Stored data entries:

■ ■ ■ ■ ■ ■ ■

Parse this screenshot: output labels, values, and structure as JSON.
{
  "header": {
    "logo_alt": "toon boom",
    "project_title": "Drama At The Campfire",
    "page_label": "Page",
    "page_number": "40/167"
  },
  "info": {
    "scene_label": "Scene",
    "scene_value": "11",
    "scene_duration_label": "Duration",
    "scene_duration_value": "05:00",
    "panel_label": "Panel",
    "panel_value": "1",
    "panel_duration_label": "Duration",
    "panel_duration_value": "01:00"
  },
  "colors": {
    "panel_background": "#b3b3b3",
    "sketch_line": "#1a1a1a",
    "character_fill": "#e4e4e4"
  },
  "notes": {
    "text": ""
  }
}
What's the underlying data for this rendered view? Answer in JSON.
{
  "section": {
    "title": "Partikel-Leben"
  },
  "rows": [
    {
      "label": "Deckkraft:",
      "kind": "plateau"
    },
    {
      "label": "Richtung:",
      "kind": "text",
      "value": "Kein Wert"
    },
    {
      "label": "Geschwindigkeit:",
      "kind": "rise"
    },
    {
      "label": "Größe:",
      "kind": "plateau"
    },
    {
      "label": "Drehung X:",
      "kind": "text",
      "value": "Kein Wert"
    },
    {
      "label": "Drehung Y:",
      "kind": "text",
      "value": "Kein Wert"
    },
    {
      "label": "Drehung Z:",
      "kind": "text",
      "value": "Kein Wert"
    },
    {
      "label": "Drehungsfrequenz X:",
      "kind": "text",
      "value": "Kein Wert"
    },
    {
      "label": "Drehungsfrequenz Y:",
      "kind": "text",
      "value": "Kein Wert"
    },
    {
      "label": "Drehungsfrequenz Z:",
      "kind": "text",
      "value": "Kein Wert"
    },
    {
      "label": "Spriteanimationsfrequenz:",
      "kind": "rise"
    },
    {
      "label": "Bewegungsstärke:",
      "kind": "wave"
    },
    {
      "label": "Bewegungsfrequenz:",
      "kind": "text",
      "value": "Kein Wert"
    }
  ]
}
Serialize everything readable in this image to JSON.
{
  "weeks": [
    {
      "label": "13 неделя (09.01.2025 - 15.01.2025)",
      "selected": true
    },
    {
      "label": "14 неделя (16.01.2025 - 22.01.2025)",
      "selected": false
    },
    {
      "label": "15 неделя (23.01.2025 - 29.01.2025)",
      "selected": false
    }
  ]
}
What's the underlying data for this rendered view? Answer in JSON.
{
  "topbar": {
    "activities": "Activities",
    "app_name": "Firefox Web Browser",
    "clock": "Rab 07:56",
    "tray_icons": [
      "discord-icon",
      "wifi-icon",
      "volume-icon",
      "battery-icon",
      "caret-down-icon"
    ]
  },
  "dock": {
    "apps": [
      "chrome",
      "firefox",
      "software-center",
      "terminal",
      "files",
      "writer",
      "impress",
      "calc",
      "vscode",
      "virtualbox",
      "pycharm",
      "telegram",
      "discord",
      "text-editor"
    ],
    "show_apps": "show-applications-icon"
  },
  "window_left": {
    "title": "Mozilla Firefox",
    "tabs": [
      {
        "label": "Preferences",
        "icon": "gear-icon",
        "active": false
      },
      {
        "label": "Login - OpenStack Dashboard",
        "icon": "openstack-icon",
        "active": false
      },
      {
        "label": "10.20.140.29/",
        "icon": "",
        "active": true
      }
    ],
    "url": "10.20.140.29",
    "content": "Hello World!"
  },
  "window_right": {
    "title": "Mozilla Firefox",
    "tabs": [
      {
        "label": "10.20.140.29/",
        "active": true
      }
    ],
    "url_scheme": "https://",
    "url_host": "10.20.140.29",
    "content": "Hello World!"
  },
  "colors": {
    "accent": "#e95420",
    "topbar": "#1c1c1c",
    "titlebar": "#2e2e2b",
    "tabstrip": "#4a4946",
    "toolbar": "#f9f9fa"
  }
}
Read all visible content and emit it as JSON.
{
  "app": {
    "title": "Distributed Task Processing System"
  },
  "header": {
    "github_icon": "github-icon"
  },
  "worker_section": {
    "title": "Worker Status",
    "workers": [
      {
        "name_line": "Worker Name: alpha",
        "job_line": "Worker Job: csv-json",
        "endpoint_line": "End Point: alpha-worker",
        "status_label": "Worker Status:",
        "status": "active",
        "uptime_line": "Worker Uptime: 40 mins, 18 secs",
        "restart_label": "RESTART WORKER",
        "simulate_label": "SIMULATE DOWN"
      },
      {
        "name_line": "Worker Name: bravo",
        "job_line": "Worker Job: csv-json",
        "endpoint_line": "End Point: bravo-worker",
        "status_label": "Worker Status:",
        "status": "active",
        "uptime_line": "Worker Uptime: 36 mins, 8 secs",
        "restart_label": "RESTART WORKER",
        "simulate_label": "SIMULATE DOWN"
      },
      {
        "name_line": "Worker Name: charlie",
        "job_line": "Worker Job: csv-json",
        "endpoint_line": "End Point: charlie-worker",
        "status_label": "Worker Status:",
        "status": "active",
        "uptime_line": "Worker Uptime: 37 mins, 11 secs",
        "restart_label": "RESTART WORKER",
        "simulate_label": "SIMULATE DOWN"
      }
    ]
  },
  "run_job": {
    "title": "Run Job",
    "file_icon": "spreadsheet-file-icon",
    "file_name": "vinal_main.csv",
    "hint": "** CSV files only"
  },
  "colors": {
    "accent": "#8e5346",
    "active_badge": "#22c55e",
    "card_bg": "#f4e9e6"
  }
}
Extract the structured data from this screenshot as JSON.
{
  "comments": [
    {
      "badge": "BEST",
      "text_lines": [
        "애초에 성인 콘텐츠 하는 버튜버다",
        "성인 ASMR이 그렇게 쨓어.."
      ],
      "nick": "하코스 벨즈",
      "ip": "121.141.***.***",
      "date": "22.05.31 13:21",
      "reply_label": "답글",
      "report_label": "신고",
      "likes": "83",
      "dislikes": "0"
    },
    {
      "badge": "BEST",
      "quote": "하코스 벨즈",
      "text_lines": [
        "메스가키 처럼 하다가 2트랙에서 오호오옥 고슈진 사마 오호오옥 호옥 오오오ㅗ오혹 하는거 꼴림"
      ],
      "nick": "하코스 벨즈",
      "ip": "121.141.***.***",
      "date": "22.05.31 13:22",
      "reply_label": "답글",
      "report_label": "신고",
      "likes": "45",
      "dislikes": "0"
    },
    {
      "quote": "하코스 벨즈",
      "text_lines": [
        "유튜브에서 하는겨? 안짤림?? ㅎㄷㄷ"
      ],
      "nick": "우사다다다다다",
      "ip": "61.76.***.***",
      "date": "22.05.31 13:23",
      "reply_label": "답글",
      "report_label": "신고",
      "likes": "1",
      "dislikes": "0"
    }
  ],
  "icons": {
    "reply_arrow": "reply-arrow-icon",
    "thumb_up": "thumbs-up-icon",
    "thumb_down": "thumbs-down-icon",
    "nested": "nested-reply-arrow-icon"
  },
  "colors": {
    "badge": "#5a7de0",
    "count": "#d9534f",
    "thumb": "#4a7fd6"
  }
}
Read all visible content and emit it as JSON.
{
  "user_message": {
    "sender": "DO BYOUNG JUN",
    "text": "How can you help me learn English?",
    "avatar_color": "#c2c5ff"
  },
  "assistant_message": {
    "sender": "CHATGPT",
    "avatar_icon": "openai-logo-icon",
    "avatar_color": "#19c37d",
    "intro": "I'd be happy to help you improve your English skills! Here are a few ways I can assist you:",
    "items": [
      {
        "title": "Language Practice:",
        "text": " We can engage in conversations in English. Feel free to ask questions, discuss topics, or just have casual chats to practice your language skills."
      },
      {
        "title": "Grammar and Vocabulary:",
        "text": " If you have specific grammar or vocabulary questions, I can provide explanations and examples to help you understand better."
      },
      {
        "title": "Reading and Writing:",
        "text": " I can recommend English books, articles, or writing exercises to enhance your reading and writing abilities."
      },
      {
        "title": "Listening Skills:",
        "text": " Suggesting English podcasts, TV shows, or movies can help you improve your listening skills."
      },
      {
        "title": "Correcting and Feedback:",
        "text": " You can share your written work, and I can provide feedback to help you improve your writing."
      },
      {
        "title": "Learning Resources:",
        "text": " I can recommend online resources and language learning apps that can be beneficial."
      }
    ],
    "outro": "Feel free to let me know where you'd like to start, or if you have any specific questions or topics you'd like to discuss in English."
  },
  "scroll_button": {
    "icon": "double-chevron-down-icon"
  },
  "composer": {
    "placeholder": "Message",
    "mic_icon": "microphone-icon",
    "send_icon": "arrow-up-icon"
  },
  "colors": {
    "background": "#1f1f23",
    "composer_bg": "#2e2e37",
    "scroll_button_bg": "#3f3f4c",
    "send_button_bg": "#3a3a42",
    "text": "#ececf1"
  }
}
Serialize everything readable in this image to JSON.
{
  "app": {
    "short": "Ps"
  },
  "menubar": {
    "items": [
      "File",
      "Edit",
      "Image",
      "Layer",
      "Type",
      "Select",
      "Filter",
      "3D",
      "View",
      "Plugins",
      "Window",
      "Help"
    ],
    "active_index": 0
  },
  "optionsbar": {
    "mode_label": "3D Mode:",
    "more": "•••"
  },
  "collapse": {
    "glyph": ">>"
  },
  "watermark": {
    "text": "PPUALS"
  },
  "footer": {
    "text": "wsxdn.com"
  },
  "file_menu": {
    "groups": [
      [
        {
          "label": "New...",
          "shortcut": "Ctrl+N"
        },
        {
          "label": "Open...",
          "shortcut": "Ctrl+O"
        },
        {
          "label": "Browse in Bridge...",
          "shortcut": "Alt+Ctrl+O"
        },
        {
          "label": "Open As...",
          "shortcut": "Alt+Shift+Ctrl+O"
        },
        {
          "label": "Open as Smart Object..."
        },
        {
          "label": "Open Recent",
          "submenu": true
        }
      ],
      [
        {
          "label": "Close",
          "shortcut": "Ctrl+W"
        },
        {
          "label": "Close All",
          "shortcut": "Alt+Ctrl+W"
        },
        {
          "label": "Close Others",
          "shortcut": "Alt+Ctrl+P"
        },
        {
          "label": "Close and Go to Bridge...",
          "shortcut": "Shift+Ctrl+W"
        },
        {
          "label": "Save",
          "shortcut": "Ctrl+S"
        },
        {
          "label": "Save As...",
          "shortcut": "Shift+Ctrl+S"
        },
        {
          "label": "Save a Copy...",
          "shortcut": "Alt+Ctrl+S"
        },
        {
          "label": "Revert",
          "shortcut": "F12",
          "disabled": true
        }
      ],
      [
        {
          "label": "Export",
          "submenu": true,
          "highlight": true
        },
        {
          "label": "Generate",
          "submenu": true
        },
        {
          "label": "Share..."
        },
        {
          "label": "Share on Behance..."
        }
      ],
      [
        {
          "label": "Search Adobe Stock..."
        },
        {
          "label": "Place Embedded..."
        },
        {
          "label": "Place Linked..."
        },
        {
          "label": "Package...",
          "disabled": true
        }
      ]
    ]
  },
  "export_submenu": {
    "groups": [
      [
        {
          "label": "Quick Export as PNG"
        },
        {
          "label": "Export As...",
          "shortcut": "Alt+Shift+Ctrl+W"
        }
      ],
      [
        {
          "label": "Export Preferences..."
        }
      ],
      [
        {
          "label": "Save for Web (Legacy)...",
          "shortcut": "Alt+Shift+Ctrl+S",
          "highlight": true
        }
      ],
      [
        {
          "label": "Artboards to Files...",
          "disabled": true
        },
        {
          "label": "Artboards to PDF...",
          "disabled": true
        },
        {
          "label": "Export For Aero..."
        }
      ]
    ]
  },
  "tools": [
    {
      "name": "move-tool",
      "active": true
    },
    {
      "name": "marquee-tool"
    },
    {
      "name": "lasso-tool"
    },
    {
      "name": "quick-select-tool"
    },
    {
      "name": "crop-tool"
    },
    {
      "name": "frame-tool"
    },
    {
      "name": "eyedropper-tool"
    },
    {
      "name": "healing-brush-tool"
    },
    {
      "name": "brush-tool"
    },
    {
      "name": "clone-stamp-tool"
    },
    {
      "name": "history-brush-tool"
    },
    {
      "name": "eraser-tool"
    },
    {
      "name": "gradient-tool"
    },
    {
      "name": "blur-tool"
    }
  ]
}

■ ■ ■ ■ ■ ■ ■

### WHAT NEEDS TO BE DONE
Answer with a single number: the count of lines holding the word "screenshot".

### COMPLETE OUTPUT
2